Collected data entries
--- --- ---

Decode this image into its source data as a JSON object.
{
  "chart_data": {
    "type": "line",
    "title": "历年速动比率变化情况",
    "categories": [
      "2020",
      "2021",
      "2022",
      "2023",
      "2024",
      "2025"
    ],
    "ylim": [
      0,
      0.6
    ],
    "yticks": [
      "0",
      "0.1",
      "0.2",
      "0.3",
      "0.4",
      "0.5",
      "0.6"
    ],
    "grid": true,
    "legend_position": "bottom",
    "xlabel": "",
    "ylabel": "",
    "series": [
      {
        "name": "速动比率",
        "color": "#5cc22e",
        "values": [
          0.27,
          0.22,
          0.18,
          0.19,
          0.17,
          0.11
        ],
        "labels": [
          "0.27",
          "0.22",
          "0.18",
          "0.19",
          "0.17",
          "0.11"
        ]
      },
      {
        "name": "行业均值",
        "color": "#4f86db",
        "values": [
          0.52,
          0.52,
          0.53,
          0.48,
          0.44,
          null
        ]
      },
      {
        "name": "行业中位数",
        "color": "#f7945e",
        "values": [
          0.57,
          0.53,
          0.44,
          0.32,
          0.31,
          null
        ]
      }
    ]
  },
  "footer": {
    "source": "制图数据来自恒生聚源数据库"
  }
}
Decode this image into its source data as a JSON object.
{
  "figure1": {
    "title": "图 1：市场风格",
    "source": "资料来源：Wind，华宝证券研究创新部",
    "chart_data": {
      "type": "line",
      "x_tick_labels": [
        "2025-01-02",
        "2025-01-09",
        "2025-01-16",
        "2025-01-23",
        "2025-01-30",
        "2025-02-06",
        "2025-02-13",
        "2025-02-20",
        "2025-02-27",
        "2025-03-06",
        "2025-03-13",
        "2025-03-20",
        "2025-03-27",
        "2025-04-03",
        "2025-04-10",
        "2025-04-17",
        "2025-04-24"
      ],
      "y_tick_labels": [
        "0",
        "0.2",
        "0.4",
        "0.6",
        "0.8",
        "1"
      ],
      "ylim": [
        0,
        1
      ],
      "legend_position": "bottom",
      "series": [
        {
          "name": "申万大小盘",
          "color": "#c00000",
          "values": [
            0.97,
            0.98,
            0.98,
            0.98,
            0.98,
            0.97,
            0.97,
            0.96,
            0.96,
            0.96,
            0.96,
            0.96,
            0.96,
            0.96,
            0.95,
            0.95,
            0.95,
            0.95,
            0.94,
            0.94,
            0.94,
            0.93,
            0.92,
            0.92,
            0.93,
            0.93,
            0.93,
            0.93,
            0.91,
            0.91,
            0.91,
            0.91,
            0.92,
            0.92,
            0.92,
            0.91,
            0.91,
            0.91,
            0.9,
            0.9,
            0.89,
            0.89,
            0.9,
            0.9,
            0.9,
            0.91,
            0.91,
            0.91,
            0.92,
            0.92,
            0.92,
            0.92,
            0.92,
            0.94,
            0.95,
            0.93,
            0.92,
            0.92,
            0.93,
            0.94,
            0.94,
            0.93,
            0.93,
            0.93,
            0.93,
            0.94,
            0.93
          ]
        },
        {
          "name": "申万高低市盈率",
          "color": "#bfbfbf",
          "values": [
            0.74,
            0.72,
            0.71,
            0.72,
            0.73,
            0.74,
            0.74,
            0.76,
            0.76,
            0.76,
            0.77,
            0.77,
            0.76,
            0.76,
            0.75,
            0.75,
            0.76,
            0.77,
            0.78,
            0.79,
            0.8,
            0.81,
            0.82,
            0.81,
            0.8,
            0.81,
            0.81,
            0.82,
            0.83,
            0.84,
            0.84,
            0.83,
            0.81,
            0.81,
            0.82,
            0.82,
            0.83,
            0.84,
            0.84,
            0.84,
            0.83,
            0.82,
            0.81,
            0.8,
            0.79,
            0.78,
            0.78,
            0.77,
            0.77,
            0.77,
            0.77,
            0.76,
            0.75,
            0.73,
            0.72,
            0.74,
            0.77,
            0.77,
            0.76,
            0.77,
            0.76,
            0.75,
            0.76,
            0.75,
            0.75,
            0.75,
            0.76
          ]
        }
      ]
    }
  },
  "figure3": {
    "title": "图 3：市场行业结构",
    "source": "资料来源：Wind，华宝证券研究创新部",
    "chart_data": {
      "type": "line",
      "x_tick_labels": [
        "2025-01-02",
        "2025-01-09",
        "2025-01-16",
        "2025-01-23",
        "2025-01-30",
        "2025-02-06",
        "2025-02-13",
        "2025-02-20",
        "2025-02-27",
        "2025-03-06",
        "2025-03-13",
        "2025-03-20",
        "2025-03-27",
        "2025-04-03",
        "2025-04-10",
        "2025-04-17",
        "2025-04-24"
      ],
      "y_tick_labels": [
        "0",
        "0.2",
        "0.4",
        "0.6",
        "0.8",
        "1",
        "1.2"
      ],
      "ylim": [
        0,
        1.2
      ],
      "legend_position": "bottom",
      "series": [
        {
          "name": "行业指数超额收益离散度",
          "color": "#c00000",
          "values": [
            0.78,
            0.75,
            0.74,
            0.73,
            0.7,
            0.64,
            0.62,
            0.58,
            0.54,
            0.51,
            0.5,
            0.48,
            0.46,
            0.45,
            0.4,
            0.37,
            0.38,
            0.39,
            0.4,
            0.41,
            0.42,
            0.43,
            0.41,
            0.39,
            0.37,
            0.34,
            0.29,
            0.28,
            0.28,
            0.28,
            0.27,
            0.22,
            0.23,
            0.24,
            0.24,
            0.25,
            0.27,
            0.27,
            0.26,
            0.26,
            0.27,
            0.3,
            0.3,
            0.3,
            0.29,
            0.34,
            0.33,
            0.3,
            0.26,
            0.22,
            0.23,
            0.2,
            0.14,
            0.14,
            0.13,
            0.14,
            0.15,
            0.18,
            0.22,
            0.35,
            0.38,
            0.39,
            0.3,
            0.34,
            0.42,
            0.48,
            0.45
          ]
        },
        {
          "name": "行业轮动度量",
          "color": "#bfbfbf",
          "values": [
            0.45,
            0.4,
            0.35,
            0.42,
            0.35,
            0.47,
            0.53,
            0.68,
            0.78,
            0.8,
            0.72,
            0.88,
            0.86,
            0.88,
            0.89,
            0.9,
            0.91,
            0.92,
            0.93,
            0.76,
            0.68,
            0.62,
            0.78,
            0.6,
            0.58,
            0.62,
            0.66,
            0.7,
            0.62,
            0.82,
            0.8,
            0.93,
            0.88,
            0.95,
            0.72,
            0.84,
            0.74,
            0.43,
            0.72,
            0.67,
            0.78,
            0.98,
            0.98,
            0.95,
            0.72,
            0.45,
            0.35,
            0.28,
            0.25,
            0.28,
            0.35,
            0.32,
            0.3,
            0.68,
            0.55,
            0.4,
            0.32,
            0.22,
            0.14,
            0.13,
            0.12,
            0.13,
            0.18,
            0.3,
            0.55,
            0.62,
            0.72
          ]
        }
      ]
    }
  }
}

--- --- ---

● Task prompt:
Type out all of the material again, word for word.

● Response below:
Decode this image into its source data as a JSON object.
{
  "chart_data": {
    "type": "line",
    "title": "历年速动比率变化情况",
    "categories": [
      "2020",
      "2021",
      "2022",
      "2023",
      "2024",
      "2025"
    ],
    "ylim": [
      0,
      0.6
    ],
    "yticks": [
      "0",
      "0.1",
      "0.2",
      "0.3",
      "0.4",
      "0.5",
      "0.6"
    ],
    "grid": true,
    "legend_position": "bottom",
    "xlabel": "",
    "ylabel": "",
    "series": [
      {
        "name": "速动比率",
        "color": "#5cc22e",
        "values": [
          0.27,
          0.22,
          0.18,
          0.19,
          0.17,
          0.11
        ],
        "labels": [
          "0.27",
          "0.22",
          "0.18",
          "0.19",
          "0.17",
          "0.11"
        ]
      },
      {
        "name": "行业均值",
        "color": "#4f86db",
        "values": [
          0.52,
          0.52,
          0.53,
          0.48,
          0.44,
          null
        ]
      },
      {
        "name": "行业中位数",
        "color": "#f7945e",
        "values": [
          0.57,
          0.53,
          0.44,
          0.32,
          0.31,
          null
        ]
      }
    ]
  },
  "footer": {
    "source": "制图数据来自恒生聚源数据库"
  }
}
Decode this image into its source data as a JSON object.
{
  "figure1": {
    "title": "图 1：市场风格",
    "source": "资料来源：Wind，华宝证券研究创新部",
    "chart_data": {
      "type": "line",
      "x_tick_labels": [
        "2025-01-02",
        "2025-01-09",
        "2025-01-16",
        "2025-01-23",
        "2025-01-30",
        "2025-02-06",
        "2025-02-13",
        "2025-02-20",
        "2025-02-27",
        "2025-03-06",
        "2025-03-13",
        "2025-03-20",
        "2025-03-27",
        "2025-04-03",
        "2025-04-10",
        "2025-04-17",
        "2025-04-24"
      ],
      "y_tick_labels": [
        "0",
        "0.2",
        "0.4",
        "0.6",
        "0.8",
        "1"
      ],
      "ylim": [
        0,
        1
      ],
      "legend_position": "bottom",
      "series": [
        {
          "name": "申万大小盘",
          "color": "#c00000",
          "values": [
            0.97,
            0.98,
            0.98,
            0.98,
            0.98,
            0.97,
            0.97,
            0.96,
            0.96,
            0.96,
            0.96,
            0.96,
            0.96,
            0.96,
            0.95,
            0.95,
            0.95,
            0.95,
            0.94,
            0.94,
            0.94,
            0.93,
            0.92,
            0.92,
            0.93,
            0.93,
            0.93,
            0.93,
            0.91,
            0.91,
            0.91,
            0.91,
            0.92,
            0.92,
            0.92,
            0.91,
            0.91,
            0.91,
            0.9,
            0.9,
            0.89,
            0.89,
            0.9,
            0.9,
            0.9,
            0.91,
            0.91,
            0.91,
            0.92,
            0.92,
            0.92,
            0.92,
            0.92,
            0.94,
            0.95,
            0.93,
            0.92,
            0.92,
            0.93,
            0.94,
            0.94,
            0.93,
            0.93,
            0.93,
            0.93,
            0.94,
            0.93
          ]
        },
        {
          "name": "申万高低市盈率",
          "color": "#bfbfbf",
          "values": [
            0.74,
            0.72,
            0.71,
            0.72,
            0.73,
            0.74,
            0.74,
            0.76,
            0.76,
            0.76,
            0.77,
            0.77,
            0.76,
            0.76,
            0.75,
            0.75,
            0.76,
            0.77,
            0.78,
            0.79,
            0.8,
            0.81,
            0.82,
            0.81,
            0.8,
            0.81,
            0.81,
            0.82,
            0.83,
            0.84,
            0.84,
            0.83,
            0.81,
            0.81,
            0.82,
            0.82,
            0.83,
            0.84,
            0.84,
            0.84,
            0.83,
            0.82,
            0.81,
            0.8,
            0.79,
            0.78,
            0.78,
            0.77,
            0.77,
            0.77,
            0.77,
            0.76,
            0.75,
            0.73,
            0.72,
            0.74,
            0.77,
            0.77,
            0.76,
            0.77,
            0.76,
            0.75,
            0.76,
            0.75,
            0.75,
            0.75,
            0.76
          ]
        }
      ]
    }
  },
  "figure3": {
    "title": "图 3：市场行业结构",
    "source": "资料来源：Wind，华宝证券研究创新部",
    "chart_data": {
      "type": "line",
      "x_tick_labels": [
        "2025-01-02",
        "2025-01-09",
        "2025-01-16",
        "2025-01-23",
        "2025-01-30",
        "2025-02-06",
        "2025-02-13",
        "2025-02-20",
        "2025-02-27",
        "2025-03-06",
        "2025-03-13",
        "2025-03-20",
        "2025-03-27",
        "2025-04-03",
        "2025-04-10",
        "2025-04-17",
        "2025-04-24"
      ],
      "y_tick_labels": [
        "0",
        "0.2",
        "0.4",
        "0.6",
        "0.8",
        "1",
        "1.2"
      ],
      "ylim": [
        0,
        1.2
      ],
      "legend_position": "bottom",
      "series": [
        {
          "name": "行业指数超额收益离散度",
          "color": "#c00000",
          "values": [
            0.78,
            0.75,
            0.74,
            0.73,
            0.7,
            0.64,
            0.62,
            0.58,
            0.54,
            0.51,
            0.5,
            0.48,
            0.46,
            0.45,
            0.4,
            0.37,
            0.38,
            0.39,
            0.4,
            0.41,
            0.42,
            0.43,
            0.41,
            0.39,
            0.37,
            0.34,
            0.29,
            0.28,
            0.28,
            0.28,
            0.27,
            0.22,
            0.23,
            0.24,
            0.24,
            0.25,
            0.27,
            0.27,
            0.26,
            0.26,
            0.27,
            0.3,
            0.3,
            0.3,
            0.29,
            0.34,
            0.33,
            0.3,
            0.26,
            0.22,
            0.23,
            0.2,
            0.14,
            0.14,
            0.13,
            0.14,
            0.15,
            0.18,
            0.22,
            0.35,
            0.38,
            0.39,
            0.3,
            0.34,
            0.42,
            0.48,
            0.45
          ]
        },
        {
          "name": "行业轮动度量",
          "color": "#bfbfbf",
          "values": [
            0.45,
            0.4,
            0.35,
            0.42,
            0.35,
            0.47,
            0.53,
            0.68,
            0.78,
            0.8,
            0.72,
            0.88,
            0.86,
            0.88,
            0.89,
            0.9,
            0.91,
            0.92,
            0.93,
            0.76,
            0.68,
            0.62,
            0.78,
            0.6,
            0.58,
            0.62,
            0.66,
            0.7,
            0.62,
            0.82,
            0.8,
            0.93,
            0.88,
            0.95,
            0.72,
            0.84,
            0.74,
            0.43,
            0.72,
            0.67,
            0.78,
            0.98,
            0.98,
            0.95,
            0.72,
            0.45,
            0.35,
            0.28,
            0.25,
            0.28,
            0.35,
            0.32,
            0.3,
            0.68,
            0.55,
            0.4,
            0.32,
            0.22,
            0.14,
            0.13,
            0.12,
            0.13,
            0.18,
            0.3,
            0.55,
            0.62,
            0.72
          ]
        }
      ]
    }
  }
}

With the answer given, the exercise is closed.